## [Input]
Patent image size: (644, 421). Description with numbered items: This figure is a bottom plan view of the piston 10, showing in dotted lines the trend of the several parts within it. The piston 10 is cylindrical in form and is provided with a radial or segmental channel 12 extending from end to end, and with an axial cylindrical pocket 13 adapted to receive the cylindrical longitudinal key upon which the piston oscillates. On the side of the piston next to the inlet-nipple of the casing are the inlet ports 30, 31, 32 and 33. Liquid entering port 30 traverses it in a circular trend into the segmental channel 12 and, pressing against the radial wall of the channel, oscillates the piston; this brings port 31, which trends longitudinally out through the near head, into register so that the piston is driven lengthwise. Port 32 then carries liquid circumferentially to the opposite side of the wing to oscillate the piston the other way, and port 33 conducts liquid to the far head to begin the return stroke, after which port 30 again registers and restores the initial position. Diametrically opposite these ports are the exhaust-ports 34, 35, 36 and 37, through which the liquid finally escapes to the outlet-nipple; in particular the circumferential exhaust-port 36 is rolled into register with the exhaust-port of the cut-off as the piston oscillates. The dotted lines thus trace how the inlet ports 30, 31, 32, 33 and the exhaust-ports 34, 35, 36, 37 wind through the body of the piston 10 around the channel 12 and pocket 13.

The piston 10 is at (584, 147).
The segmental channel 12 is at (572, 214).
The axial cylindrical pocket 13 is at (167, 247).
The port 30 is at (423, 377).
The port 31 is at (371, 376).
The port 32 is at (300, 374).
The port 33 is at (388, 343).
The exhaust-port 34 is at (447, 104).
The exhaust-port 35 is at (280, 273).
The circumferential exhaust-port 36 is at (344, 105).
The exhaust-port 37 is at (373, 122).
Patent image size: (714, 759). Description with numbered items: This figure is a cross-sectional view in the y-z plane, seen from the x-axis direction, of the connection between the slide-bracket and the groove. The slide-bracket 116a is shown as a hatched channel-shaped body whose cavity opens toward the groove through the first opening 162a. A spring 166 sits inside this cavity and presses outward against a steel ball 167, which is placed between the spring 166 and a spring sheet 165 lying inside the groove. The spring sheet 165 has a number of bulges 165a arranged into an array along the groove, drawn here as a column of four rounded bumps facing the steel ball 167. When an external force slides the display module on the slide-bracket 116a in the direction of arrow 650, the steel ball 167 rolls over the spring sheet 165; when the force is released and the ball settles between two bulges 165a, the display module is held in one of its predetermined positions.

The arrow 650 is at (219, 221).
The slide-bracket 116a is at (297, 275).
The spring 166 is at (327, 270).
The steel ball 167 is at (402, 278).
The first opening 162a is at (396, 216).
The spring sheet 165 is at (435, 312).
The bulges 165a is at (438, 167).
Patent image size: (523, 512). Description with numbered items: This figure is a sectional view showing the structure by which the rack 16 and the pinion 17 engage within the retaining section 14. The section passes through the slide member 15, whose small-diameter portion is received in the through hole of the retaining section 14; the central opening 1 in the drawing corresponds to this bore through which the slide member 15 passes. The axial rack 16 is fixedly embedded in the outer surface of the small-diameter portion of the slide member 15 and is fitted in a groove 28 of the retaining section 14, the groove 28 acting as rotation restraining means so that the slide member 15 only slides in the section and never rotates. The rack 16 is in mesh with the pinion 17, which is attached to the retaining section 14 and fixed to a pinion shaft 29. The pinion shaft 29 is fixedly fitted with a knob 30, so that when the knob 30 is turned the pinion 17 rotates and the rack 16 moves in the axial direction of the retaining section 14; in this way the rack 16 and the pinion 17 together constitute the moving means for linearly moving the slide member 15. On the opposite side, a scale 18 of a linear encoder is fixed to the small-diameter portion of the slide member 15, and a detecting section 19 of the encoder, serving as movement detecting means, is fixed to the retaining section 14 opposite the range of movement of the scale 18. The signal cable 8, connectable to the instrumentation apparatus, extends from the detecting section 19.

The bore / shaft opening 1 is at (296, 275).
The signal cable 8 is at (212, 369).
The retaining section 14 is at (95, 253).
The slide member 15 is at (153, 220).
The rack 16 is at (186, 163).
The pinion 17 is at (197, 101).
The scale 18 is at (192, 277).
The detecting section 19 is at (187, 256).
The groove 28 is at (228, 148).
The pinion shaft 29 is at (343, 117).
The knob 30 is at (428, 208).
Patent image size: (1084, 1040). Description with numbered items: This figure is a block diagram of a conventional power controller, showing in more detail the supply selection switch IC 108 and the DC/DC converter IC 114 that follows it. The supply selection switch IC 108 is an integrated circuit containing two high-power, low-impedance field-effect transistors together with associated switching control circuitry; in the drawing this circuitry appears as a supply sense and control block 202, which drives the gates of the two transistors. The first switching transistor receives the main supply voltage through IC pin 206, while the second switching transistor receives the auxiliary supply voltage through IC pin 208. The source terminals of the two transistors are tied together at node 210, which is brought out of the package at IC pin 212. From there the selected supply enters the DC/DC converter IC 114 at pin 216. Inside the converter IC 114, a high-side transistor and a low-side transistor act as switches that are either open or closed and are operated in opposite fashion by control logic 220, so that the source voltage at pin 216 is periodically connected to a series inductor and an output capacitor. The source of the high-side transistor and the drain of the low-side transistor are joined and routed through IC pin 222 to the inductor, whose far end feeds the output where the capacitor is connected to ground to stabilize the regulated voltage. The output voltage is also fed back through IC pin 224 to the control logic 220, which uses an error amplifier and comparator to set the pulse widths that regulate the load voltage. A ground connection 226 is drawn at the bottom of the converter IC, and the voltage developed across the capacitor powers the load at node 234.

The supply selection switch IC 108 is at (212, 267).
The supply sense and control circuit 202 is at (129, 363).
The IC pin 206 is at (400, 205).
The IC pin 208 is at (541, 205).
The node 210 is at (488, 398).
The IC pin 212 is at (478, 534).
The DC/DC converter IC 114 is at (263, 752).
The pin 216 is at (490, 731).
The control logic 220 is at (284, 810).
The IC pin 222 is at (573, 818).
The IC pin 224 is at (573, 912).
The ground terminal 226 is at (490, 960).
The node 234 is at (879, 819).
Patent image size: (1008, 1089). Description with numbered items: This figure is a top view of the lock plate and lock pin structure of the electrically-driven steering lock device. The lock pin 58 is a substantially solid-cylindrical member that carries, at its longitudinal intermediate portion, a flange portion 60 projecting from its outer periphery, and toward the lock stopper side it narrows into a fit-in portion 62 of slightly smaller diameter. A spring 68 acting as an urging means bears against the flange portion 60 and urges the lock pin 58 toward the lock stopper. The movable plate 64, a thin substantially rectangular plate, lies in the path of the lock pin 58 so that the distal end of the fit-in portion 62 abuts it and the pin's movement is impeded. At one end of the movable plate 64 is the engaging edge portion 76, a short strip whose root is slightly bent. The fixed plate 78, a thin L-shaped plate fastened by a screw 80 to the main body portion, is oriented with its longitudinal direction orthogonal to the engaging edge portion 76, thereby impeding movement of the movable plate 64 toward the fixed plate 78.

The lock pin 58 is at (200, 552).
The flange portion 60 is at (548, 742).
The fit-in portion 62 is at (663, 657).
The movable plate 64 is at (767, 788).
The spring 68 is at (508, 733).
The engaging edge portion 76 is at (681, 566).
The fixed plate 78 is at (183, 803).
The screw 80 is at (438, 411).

## [Goal]
Could you reproduce the listing word for word, starting at its first line and stopping after the line that contains "The exhaust-port 37 is at (373, 122)."?

## [Final answer]
Patent image size: (644, 421). Description with numbered items: This figure is a bottom plan view of the piston 10, showing in dotted lines the trend of the several parts within it. The piston 10 is cylindrical in form and is provided with a radial or segmental channel 12 extending from end to end, and with an axial cylindrical pocket 13 adapted to receive the cylindrical longitudinal key upon which the piston oscillates. On the side of the piston next to the inlet-nipple of the casing are the inlet ports 30, 31, 32 and 33. Liquid entering port 30 traverses it in a circular trend into the segmental channel 12 and, pressing against the radial wall of the channel, oscillates the piston; this brings port 31, which trends longitudinally out through the near head, into register so that the piston is driven lengthwise. Port 32 then carries liquid circumferentially to the opposite side of the wing to oscillate the piston the other way, and port 33 conducts liquid to the far head to begin the return stroke, after which port 30 again registers and restores the initial position. Diametrically opposite these ports are the exhaust-ports 34, 35, 36 and 37, through which the liquid finally escapes to the outlet-nipple; in particular the circumferential exhaust-port 36 is rolled into register with the exhaust-port of the cut-off as the piston oscillates. The dotted lines thus trace how the inlet ports 30, 31, 32, 33 and the exhaust-ports 34, 35, 36, 37 wind through the body of the piston 10 around the channel 12 and pocket 13.

The piston 10 is at (584, 147).
The segmental channel 12 is at (572, 214).
The axial cylindrical pocket 13 is at (167, 247).
The port 30 is at (423, 377).
The port 31 is at (371, 376).
The port 32 is at (300, 374).
The port 33 is at (388, 343).
The exhaust-port 34 is at (447, 104).
The exhaust-port 35 is at (280, 273).
The circumferential exhaust-port 36 is at (344, 105).
The exhaust-port 37 is at (373, 122).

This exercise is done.